▶ **Testo fornito**:
**********

| ALLA RICERCA DEL FEMMINILE 
        PERDUTO- la rivincita di Ariannadi Cinzia de Bartolo
 
 
   
 
 Qual è il più profondo significato di “Femminile”?
 Quali esempi, quali miti, quali archetipi lo rappresentano?
 
 E’ appena il caso di ricordare che gli archetipi, nella psicologia 
        analitica junghiana, rappresentano immagini di esperienze primordiali 
        comuni alla specie umana contenute nell’inconscio collettivo, i 
        simboli li evidenziano visivamente mentre i miti rappresentano dinamicamente 
        tali contenuti psichici mettendoli, per così dire, “ in scena”.
 
 Riprendendo quanto aveva annunciato la nota scrittrice Virginia Woolf, 
        l’identità della Donna si configura in “uno spazio 
        tutto per sé” [1]. In inglese, il titolo del suo saggio è, 
        infatti, A room of one’s own dove il termine room può essere 
        inteso sia come “stanza” sia come “spazio”.
 E quale percorso interiore dobbiamo seguire per arrivare alla ricerca 
        di tale spazio?
 Esso, erroneamente, viene ricercato troppe volte all'esterno ed inteso 
        puramente in termini materiali.

**********

▶ **Problemi**:
A - Nel testo sul femminile, perché il titolo del saggio di Virginia Woolf si può leggere anche come «uno spazio tutto per sé»? Rispondi in una-tre frasi.
B - Riprendi il testo sul femminile dal punto in cui si interrompe e proseguilo per qualche frase.
I dati non servono per svolgere gli esercizi.

▶ **Dati forniti**:
**********

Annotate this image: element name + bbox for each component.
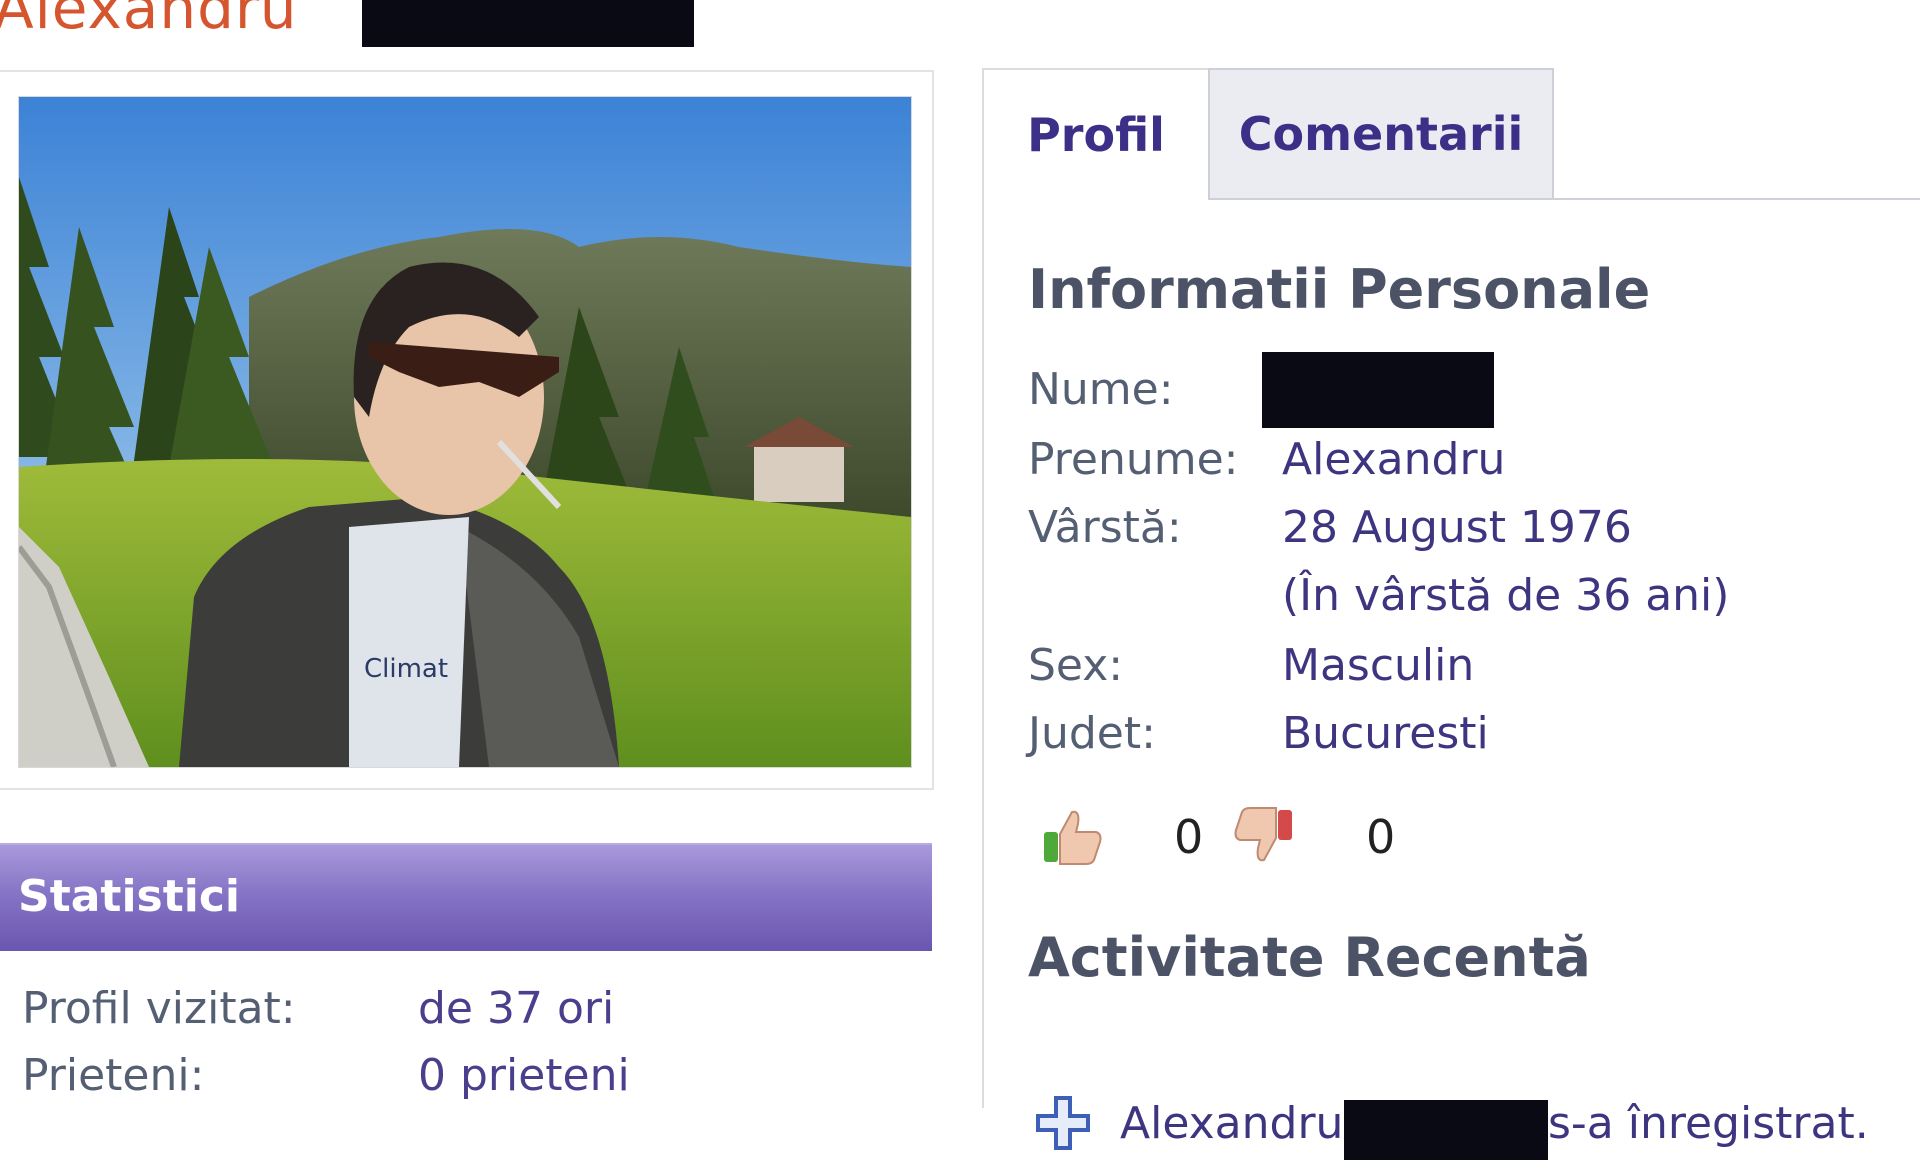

**********

▶ **Risposte scritte**:
A - Perché il titolo originale inglese è A room of one's own, e il termine room può essere inteso sia come «stanza» sia come «spazio».

B -
 In realtà lo “spazio tutto per sé” va ricercato 
        all'interno delle donne stesse, perché - come afferma la poetessa 
        Patrizia Vicinelli [2] - “…non si può mai giungere 
        ad una ricerca consapevole dell'identità se all'interno dei corpi 
        femminili sono presenti ancora i fantasmi delle menti del passato”.
 Ma, in fondo, cos’è il “Femminile” ? Come si 
        manifesta?
 Per meglio anticipare quanto andrò a 
        dire, ricorrerò al mito… al mito di Arianna. Figlia del re Minosse, era quindi sorella di Asterius, il Minotauro metà 
        uomo e metà bestia. Esso venne rinchiuso al centro di un labirinto, 
        appositamente costruito da Dedalo e, annualmente, occorreva tributargli 
        sacrifici umani. Teseo, allora, decise di penetrare nel labirinto per 
        sconfiggere il mostro e Arianna, innamoratasi di lui, lo aiutò 
        a orientarsi nel dedalo fornendogli il proverbiale gomitolo di filo. Compiuta 
        l’impresa, Teseo portò con sé Arianna, ma - secondo 
        alcune fonti - la abbandonò sull’isola di Nasso lasciandola 
        lì a struggersi di dolore.
 Mai come in questo caso, il mito ci illumina 
        sul rapporto fra l’elemento maschile e quello femminile: Teseo compie 
        un pericoloso viaggio nei paurosi recessi del labirinto-inconscio e, dopo 
        essersi confrontato con gli umani istinti bestiali, si affida ad Arianna 
        - l’elemento femminile - che lo guida verso la luce della coscienza.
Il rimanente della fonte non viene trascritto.